Set exercise
Reproduce the lines of the material exactly, excluding every image.
*** Records supplied ***
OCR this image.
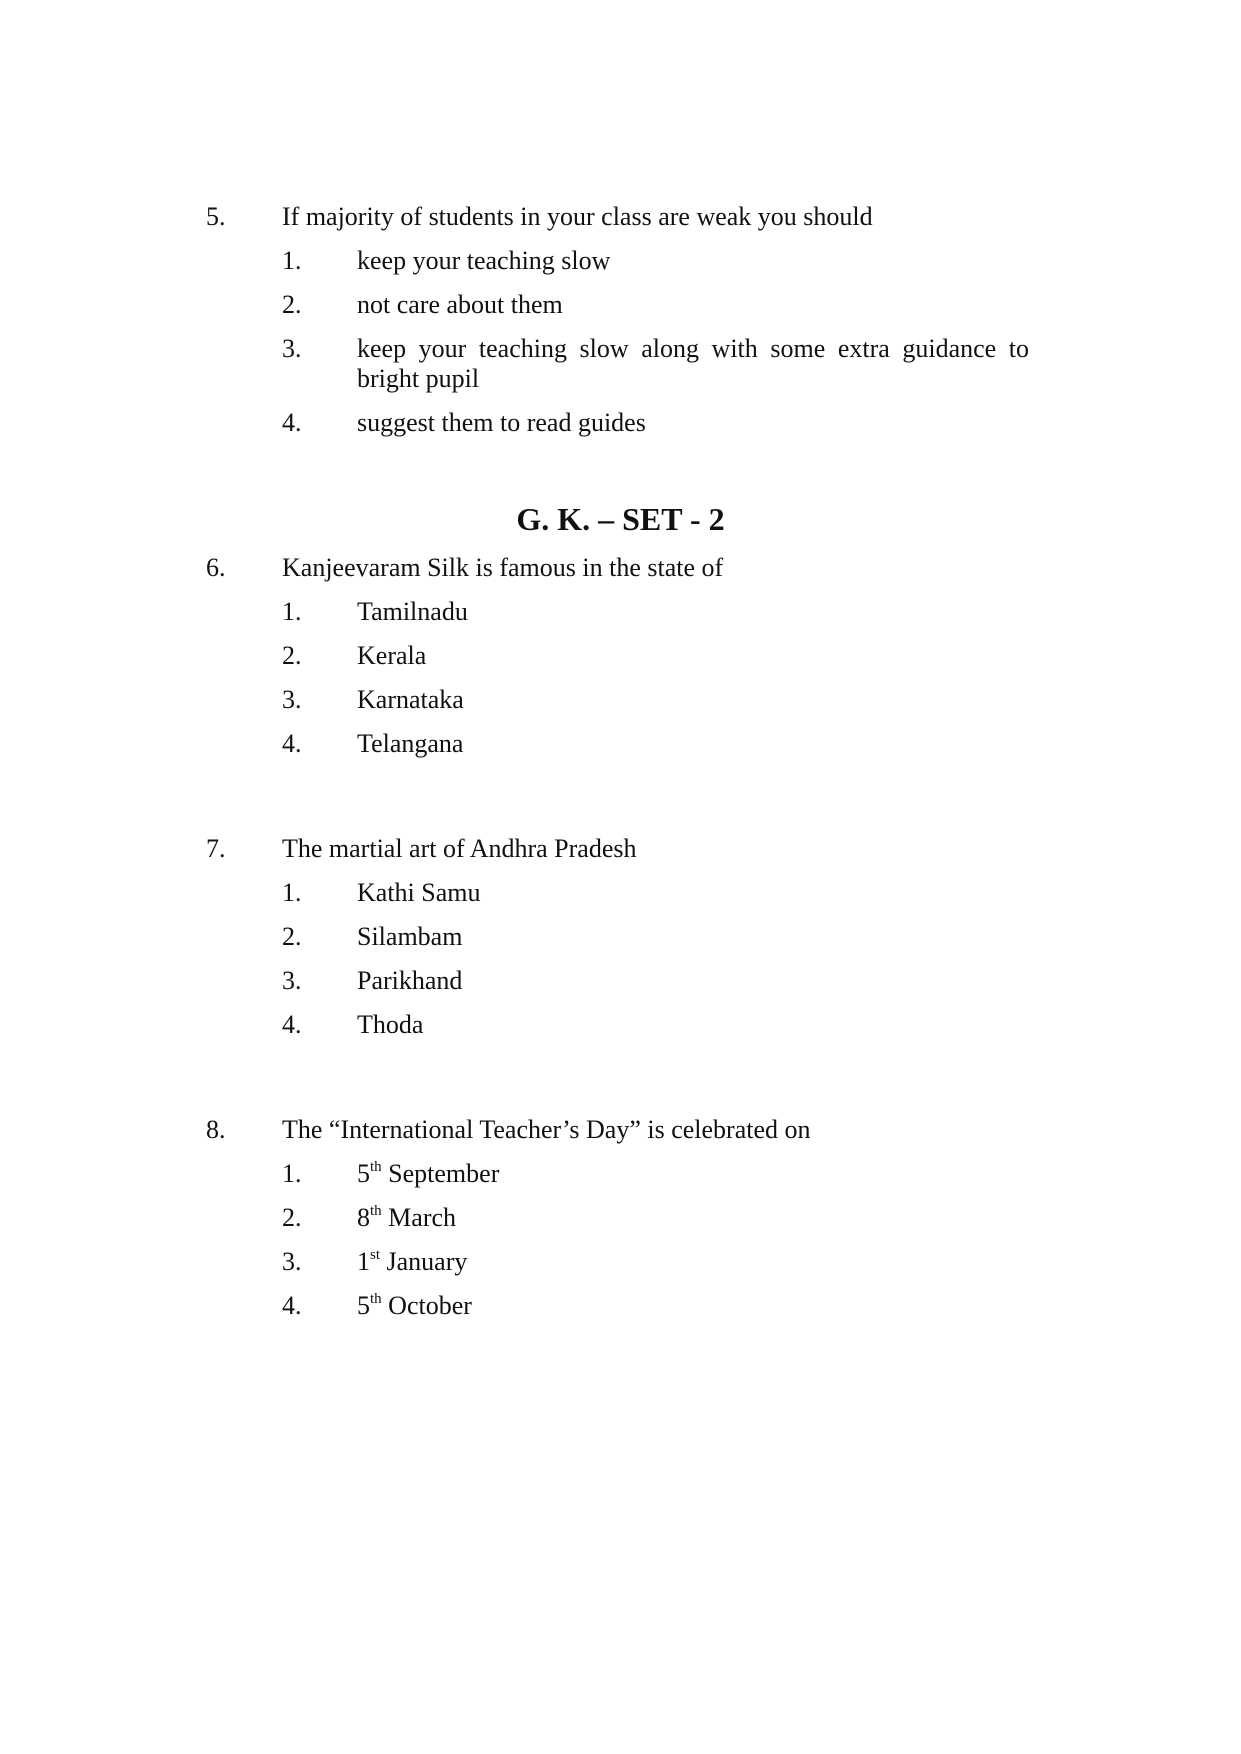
5. If majority of students in your class are weak you should
1. keep your teaching slow
2. not care about them
3. keep your teaching slow along with some extra guidance to bright pupil
4. suggest them to read guides
G. K. – SET - 2
6. Kanjeevaram Silk is famous in the state of
1. Tamilnadu
2. Kerala
3. Karnataka
4. Telangana
7. The martial art of Andhra Pradesh
1. Kathi Samu
2. Silambam
3. Parikhand
4. Thoda
8. The “International Teacher’s Day” is celebrated on
1. 5th September
2. 8th March
3. 1st January
4. 5th October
***
Result of the task
OCR this image.
5. If majority of students in your class are weak you should
1. keep your teaching slow
2. not care about them
3. keep your teaching slow along with some extra guidance to bright pupil
4. suggest them to read guides
G. K. – SET - 2
6. Kanjeevaram Silk is famous in the state of
1. Tamilnadu
2. Kerala
3. Karnataka
4. Telangana
7. The martial art of Andhra Pradesh
1. Kathi Samu
2. Silambam
3. Parikhand
4. Thoda
8. The “International Teacher’s Day” is celebrated on
1. 5th September
2. 8th March
3. 1st January
4. 5th October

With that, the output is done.